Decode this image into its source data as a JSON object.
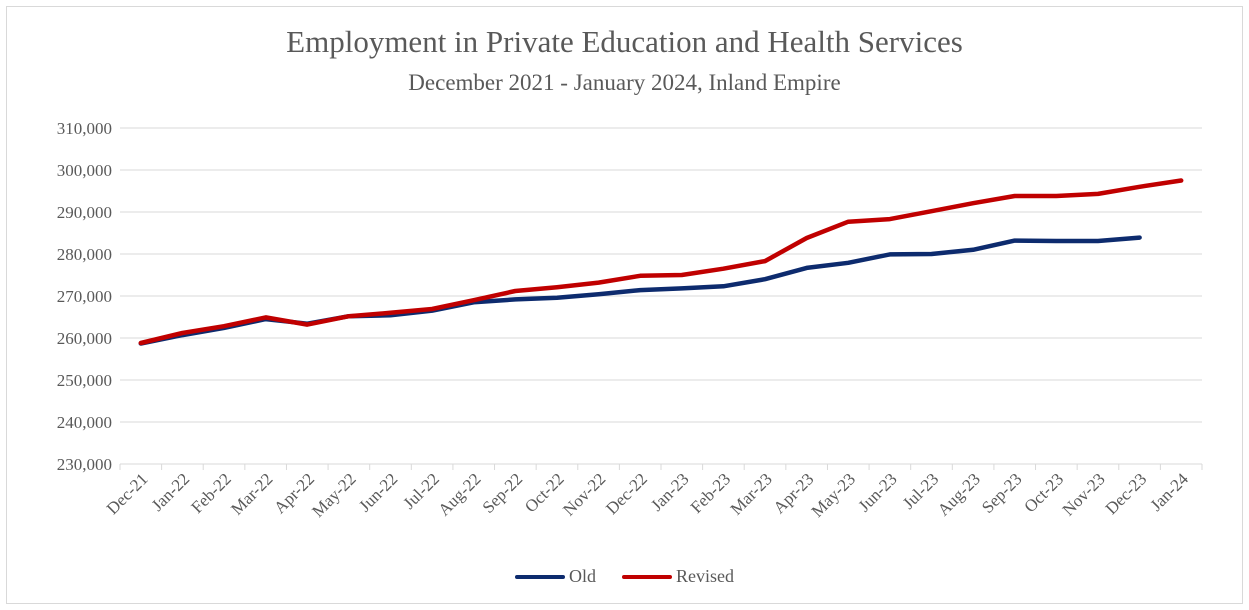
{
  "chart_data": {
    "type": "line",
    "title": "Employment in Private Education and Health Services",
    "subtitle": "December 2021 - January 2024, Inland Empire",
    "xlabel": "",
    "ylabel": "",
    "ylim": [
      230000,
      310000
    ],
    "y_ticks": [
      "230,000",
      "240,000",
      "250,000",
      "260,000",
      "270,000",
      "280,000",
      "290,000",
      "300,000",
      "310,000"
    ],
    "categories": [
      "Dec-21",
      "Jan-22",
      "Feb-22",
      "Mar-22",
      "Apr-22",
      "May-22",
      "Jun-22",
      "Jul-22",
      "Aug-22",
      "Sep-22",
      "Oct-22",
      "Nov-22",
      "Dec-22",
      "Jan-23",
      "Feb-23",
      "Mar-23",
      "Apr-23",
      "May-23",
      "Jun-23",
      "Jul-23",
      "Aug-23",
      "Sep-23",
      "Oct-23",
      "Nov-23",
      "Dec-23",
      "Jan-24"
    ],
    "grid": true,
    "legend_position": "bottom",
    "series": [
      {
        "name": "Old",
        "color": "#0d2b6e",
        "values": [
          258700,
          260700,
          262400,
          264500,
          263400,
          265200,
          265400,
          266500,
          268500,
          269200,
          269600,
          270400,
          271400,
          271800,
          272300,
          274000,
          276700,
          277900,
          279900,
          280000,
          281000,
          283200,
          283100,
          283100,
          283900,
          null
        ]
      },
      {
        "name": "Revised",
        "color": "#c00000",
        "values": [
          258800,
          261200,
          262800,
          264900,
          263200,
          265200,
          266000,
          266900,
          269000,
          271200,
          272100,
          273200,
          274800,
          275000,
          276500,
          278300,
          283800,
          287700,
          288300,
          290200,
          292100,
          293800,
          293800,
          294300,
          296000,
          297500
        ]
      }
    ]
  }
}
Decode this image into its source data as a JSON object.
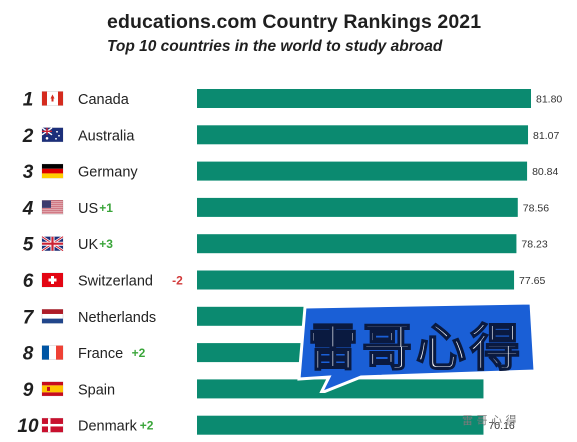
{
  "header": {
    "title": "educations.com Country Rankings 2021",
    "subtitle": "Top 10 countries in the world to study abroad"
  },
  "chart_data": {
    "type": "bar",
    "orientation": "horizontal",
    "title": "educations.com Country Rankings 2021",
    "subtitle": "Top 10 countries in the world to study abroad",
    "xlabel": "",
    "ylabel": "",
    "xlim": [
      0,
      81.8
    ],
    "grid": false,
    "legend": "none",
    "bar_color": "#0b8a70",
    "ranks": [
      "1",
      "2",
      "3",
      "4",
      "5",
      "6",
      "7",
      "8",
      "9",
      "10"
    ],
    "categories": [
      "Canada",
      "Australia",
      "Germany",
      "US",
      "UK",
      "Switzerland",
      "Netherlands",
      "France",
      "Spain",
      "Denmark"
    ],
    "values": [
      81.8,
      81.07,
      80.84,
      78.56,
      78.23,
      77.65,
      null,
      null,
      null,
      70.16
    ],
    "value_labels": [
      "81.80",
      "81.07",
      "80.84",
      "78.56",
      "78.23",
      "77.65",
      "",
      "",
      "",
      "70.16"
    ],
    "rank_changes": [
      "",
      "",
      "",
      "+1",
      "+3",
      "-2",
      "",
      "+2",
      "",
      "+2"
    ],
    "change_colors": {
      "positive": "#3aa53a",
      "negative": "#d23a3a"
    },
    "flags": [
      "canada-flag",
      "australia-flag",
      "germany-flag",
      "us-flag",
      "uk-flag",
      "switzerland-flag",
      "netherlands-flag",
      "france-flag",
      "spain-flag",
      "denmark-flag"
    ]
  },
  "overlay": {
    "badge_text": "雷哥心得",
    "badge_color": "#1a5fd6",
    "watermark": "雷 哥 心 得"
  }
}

■ ■ ■ ■

- _What is asked_: Transcribe the listing in full. Omit the pictures and keep every line exact.

- _Solution to this problem_:
Decode this image into its source data as a JSON object.
{
  "chart_data": {
    "type": "line",
    "title": "Employment in Private Education and Health Services",
    "subtitle": "December 2021 - January 2024, Inland Empire",
    "xlabel": "",
    "ylabel": "",
    "ylim": [
      230000,
      310000
    ],
    "y_ticks": [
      "230,000",
      "240,000",
      "250,000",
      "260,000",
      "270,000",
      "280,000",
      "290,000",
      "300,000",
      "310,000"
    ],
    "categories": [
      "Dec-21",
      "Jan-22",
      "Feb-22",
      "Mar-22",
      "Apr-22",
      "May-22",
      "Jun-22",
      "Jul-22",
      "Aug-22",
      "Sep-22",
      "Oct-22",
      "Nov-22",
      "Dec-22",
      "Jan-23",
      "Feb-23",
      "Mar-23",
      "Apr-23",
      "May-23",
      "Jun-23",
      "Jul-23",
      "Aug-23",
      "Sep-23",
      "Oct-23",
      "Nov-23",
      "Dec-23",
      "Jan-24"
    ],
    "grid": true,
    "legend_position": "bottom",
    "series": [
      {
        "name": "Old",
        "color": "#0d2b6e",
        "values": [
          258700,
          260700,
          262400,
          264500,
          263400,
          265200,
          265400,
          266500,
          268500,
          269200,
          269600,
          270400,
          271400,
          271800,
          272300,
          274000,
          276700,
          277900,
          279900,
          280000,
          281000,
          283200,
          283100,
          283100,
          283900,
          null
        ]
      },
      {
        "name": "Revised",
        "color": "#c00000",
        "values": [
          258800,
          261200,
          262800,
          264900,
          263200,
          265200,
          266000,
          266900,
          269000,
          271200,
          272100,
          273200,
          274800,
          275000,
          276500,
          278300,
          283800,
          287700,
          288300,
          290200,
          292100,
          293800,
          293800,
          294300,
          296000,
          297500
        ]
      }
    ]
  }
}
Decode this image into its source data as a JSON object.
{
  "header": {
    "title": "educations.com Country Rankings 2021",
    "subtitle": "Top 10 countries in the world to study abroad"
  },
  "chart_data": {
    "type": "bar",
    "orientation": "horizontal",
    "title": "educations.com Country Rankings 2021",
    "subtitle": "Top 10 countries in the world to study abroad",
    "xlabel": "",
    "ylabel": "",
    "xlim": [
      0,
      81.8
    ],
    "grid": false,
    "legend": "none",
    "bar_color": "#0b8a70",
    "ranks": [
      "1",
      "2",
      "3",
      "4",
      "5",
      "6",
      "7",
      "8",
      "9",
      "10"
    ],
    "categories": [
      "Canada",
      "Australia",
      "Germany",
      "US",
      "UK",
      "Switzerland",
      "Netherlands",
      "France",
      "Spain",
      "Denmark"
    ],
    "values": [
      81.8,
      81.07,
      80.84,
      78.56,
      78.23,
      77.65,
      null,
      null,
      null,
      70.16
    ],
    "value_labels": [
      "81.80",
      "81.07",
      "80.84",
      "78.56",
      "78.23",
      "77.65",
      "",
      "",
      "",
      "70.16"
    ],
    "rank_changes": [
      "",
      "",
      "",
      "+1",
      "+3",
      "-2",
      "",
      "+2",
      "",
      "+2"
    ],
    "change_colors": {
      "positive": "#3aa53a",
      "negative": "#d23a3a"
    },
    "flags": [
      "canada-flag",
      "australia-flag",
      "germany-flag",
      "us-flag",
      "uk-flag",
      "switzerland-flag",
      "netherlands-flag",
      "france-flag",
      "spain-flag",
      "denmark-flag"
    ]
  },
  "overlay": {
    "badge_text": "雷哥心得",
    "badge_color": "#1a5fd6",
    "watermark": "雷 哥 心 得"
  }
}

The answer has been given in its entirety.